### Given instruction
Return all lines in the material below that contain "JSON".

### Given entries

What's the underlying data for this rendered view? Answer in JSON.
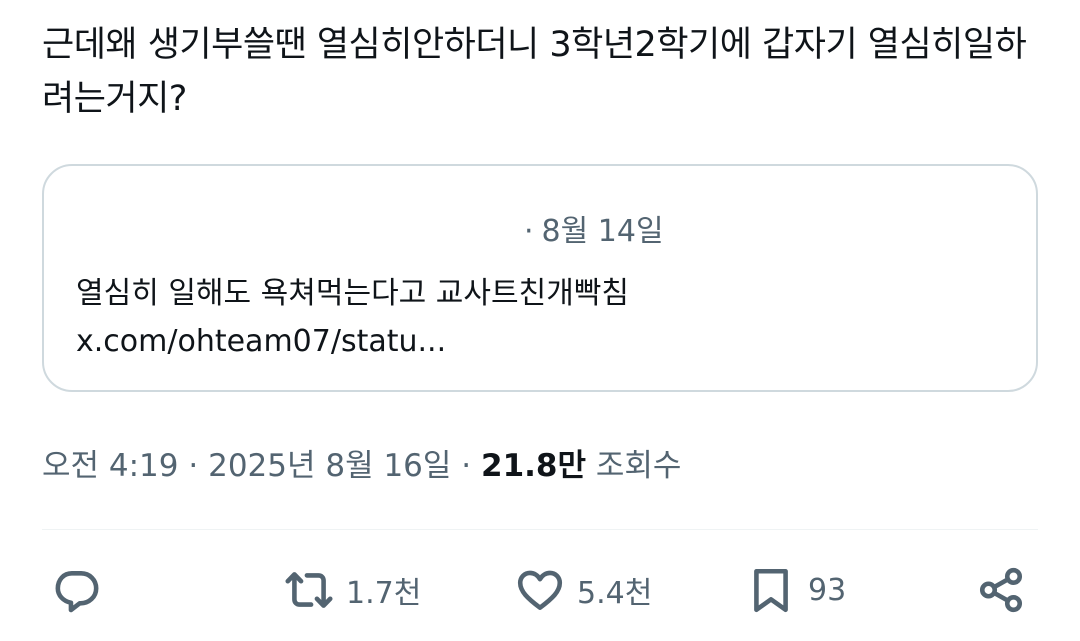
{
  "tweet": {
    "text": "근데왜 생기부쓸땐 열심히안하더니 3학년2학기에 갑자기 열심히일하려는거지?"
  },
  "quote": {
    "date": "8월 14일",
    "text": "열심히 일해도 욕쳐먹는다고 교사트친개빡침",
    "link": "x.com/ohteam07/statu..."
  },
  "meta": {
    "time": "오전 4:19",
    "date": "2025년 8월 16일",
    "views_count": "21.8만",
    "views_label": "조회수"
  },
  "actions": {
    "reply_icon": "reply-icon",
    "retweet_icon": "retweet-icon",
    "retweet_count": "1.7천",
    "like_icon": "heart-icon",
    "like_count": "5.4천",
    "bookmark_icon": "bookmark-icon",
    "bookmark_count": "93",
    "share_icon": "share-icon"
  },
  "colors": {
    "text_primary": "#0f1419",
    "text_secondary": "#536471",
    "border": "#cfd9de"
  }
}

* * *

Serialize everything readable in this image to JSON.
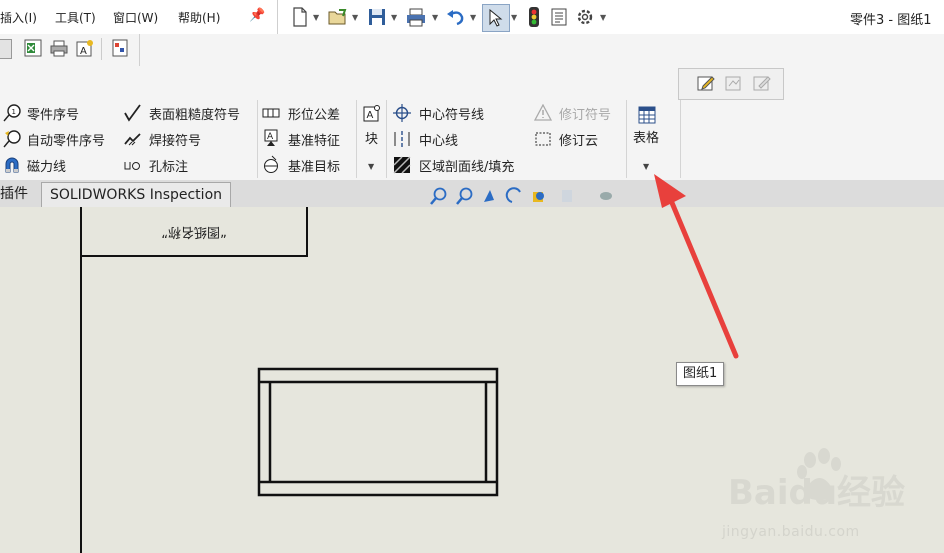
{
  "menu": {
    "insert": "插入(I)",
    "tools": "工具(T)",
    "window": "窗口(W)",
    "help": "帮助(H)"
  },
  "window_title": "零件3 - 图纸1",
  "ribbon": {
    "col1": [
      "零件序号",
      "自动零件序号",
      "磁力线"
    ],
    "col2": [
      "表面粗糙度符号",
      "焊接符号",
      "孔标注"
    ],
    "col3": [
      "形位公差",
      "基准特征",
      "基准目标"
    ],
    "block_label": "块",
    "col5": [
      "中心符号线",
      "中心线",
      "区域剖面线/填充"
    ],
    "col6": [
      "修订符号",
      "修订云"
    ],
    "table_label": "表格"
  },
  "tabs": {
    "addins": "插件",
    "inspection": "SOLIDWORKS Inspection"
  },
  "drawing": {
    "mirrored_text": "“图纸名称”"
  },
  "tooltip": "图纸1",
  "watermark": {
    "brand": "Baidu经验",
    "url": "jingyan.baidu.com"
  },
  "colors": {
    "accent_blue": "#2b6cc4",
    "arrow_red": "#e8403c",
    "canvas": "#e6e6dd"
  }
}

--

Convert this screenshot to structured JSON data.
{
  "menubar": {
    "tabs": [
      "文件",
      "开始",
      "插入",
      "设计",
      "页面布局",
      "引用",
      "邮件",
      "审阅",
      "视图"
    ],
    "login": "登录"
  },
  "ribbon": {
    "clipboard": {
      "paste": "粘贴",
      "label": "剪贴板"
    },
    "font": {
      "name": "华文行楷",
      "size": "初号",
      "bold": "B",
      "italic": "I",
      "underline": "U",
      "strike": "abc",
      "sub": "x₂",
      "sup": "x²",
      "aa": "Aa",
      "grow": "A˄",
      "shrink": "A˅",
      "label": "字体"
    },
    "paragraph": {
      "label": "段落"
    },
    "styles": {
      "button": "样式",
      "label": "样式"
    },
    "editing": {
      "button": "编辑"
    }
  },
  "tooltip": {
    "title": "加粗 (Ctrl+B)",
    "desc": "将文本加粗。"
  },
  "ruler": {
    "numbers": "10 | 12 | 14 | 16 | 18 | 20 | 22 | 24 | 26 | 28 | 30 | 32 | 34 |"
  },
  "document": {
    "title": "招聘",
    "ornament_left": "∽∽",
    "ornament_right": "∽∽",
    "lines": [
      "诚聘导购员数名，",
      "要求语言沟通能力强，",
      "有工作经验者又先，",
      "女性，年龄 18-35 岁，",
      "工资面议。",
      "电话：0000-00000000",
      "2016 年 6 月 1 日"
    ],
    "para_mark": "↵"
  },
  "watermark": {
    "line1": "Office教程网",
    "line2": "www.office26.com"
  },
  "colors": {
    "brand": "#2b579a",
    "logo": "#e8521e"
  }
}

### Written solution
What's the underlying data for this rendered view? Answer in JSON.
Serialize everything readable in this image to JSON.
Convert this screenshot to structured JSON data.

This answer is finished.